• What you need to do:
From the listing below, tally the lines that include "flujo". Return only the total.

--- start of Data extract ---

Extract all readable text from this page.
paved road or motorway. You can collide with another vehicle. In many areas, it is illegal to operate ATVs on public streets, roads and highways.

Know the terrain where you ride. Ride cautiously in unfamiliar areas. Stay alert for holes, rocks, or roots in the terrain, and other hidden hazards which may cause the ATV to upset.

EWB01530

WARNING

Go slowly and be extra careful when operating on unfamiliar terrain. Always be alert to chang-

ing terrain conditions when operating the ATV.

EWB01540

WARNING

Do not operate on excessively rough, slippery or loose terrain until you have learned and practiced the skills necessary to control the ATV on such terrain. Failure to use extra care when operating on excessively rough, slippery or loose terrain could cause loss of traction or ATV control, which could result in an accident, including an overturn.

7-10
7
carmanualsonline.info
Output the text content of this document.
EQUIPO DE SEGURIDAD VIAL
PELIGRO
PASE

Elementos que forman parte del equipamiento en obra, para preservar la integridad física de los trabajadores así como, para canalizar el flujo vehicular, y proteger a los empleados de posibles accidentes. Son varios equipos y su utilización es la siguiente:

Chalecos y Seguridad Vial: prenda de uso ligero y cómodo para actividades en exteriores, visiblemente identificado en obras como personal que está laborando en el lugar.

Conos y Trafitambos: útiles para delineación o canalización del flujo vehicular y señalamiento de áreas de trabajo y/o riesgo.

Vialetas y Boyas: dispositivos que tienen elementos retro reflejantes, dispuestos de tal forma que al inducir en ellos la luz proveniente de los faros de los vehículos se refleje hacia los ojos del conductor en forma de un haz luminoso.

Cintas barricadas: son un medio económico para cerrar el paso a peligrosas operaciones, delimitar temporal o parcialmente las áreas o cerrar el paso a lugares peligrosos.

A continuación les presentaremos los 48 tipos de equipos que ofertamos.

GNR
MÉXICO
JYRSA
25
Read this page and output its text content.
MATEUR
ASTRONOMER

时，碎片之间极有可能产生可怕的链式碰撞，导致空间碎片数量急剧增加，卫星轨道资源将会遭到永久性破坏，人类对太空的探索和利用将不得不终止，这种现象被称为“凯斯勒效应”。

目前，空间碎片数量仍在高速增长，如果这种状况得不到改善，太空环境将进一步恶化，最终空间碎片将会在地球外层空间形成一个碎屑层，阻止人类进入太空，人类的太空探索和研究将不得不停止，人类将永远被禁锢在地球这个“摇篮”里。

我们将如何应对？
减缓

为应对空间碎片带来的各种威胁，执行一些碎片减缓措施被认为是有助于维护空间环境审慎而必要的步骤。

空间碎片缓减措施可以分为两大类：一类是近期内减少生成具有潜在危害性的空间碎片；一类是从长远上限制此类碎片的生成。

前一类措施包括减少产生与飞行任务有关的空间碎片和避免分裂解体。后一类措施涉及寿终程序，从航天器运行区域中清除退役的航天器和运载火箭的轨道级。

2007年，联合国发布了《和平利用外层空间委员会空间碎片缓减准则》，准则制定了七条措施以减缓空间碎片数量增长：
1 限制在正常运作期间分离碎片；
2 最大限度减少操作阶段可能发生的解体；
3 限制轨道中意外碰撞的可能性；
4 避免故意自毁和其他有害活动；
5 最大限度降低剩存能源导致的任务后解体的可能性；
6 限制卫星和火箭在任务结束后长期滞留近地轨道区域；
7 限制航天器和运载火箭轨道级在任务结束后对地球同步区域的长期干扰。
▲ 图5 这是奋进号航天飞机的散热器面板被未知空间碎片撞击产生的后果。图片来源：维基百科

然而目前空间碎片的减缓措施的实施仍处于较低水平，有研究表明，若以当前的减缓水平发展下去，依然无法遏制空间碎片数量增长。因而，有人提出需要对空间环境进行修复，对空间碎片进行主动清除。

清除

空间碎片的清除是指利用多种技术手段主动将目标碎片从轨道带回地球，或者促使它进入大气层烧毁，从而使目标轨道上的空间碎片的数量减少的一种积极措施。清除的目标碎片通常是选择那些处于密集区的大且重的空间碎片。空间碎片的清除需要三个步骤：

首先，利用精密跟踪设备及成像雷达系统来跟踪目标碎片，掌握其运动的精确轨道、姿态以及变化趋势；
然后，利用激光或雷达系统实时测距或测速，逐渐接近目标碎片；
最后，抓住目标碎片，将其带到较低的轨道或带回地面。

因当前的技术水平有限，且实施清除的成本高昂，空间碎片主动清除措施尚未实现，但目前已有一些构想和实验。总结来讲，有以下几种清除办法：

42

--- end of Data extract ---

• Solution to the problem:
2